> [Требования]:
(1) Продублируйте фрагмент из отрывка о Тарковском между «И – сразу, без» и «Надо читать.» включительно.
(2) Назовите всех людей, которые упомянуты в отрывке о Тарковском по фамилии.

> [Извлечённый текст]:
----------
И – сразу, без паузы, в новом порыве, взлет кисти-крыла:
– Почитайте стихи!
Я, без обиняков, тоже – сразу:
– Вам, Арсений Александрович?
Он – глаза, брови, руки, губы:
– Да!
Надо читать.
Стою посредине комнаты, напротив него. Читаю. Читаю – и забываю об окружающих нас оглоедах, и опять словно заново пишу, сызнова переживаю стихи свои, закрыв глаза, голову закинув, – именно так меня Артур Владимирович Фонвизин в конце мая шестьдесят пятого года и написал, сделал эту акварель свою, первую после перерыва, после сложнейшей глазной операции, вернувшей ему зрение, и сказал: «Вот, Володя, я написал вас – поэтом!» – читаю – как пою, читаю – как летаю, нахожусь, чувствую это, в состоянии транса, вижу то, что читаю – внутренним зрением, слышу – голос, это мой голос, он меня и ведет, он и звучит, читаю – и, приоткрывая глаза, вижу: Тарковский слушает, и не только слушает, он – все слышит, слышит – видит, слышит – понимает, ему это – дано, он чувствует – связь, он – на моих частотах, на моей волне, он – единственный здесь, кто – слышит, кто – понимает, а остальные – нет их, остальных, есть – он, Тарковский, и я перед ним – читаю. Пою. Песнь мою он слышит – вот что замечательно. Читаю – не помню уж, сколько времени. Заканчиваю. В комнате – тишина. Потом – гул. Их – не слышу, не вижу. Смотрю на Тарковского. Глаза. Все ясно. Жизнь и песнь.
Для литературных оглоедов был я в те годы одновременно и притягательной фигурой, и белой вороной. Белой вороной – потому что никогда не смешивался с ними, не якшался, наоборот, сторонился, брезговал, был другом своих друзей, был всегда самим собой, всюду – сам по себе. Притягательной фигурой был я для них оттого, что молодая слава тащилась за мною сама, где бы я ни был, где бы ни появлялся на людях. Слава эта оттягивала мне плечи, как разбухший от влаги, изрядно вымокший под проливным дождем плащ. Но она – была, ее наличие было – несомненным, вот это и притягивало ко мне всяких любопытствующих субъектов, группами и поврозь.
Помню, как они, в тех же шестидесятых, предварительно посмаковав эту новость в своих рядах, по очереди, один за другим, этак с подъемом, с пафосом, преподнося это как сенсацию номер один, торопясь преподнести это, как на блюдечке, мне докладывали:
– Арсений Александрович Тарковский давно уже всем говорит, что у Володи Алейникова в стихах – каждая строчка гениальная!
Ну, коли так, то – знал, что говорил.
----------
> [Строки данных]:
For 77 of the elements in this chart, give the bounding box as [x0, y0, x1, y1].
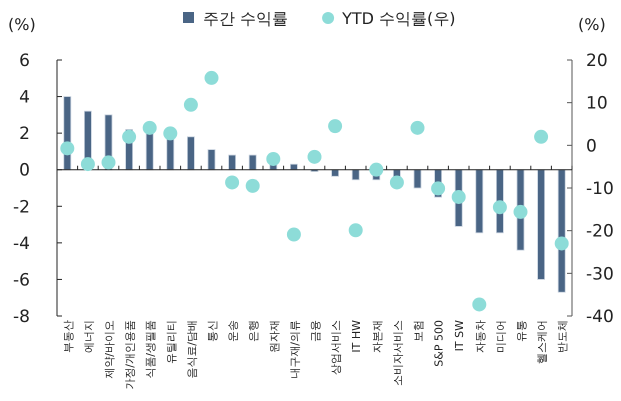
----------
> [Ответы по порядку]:
(1)
И – сразу, без паузы, в новом порыве, взлет кисти-крыла:
– Почитайте стихи!
Я, без обиняков, тоже – сразу:
– Вам, Арсений Александрович?
Он – глаза, брови, руки, губы:
– Да!
Надо читать.

(2) Арсений Александрович Тарковский, Артур Владимирович Фонвизин, Володя Алейников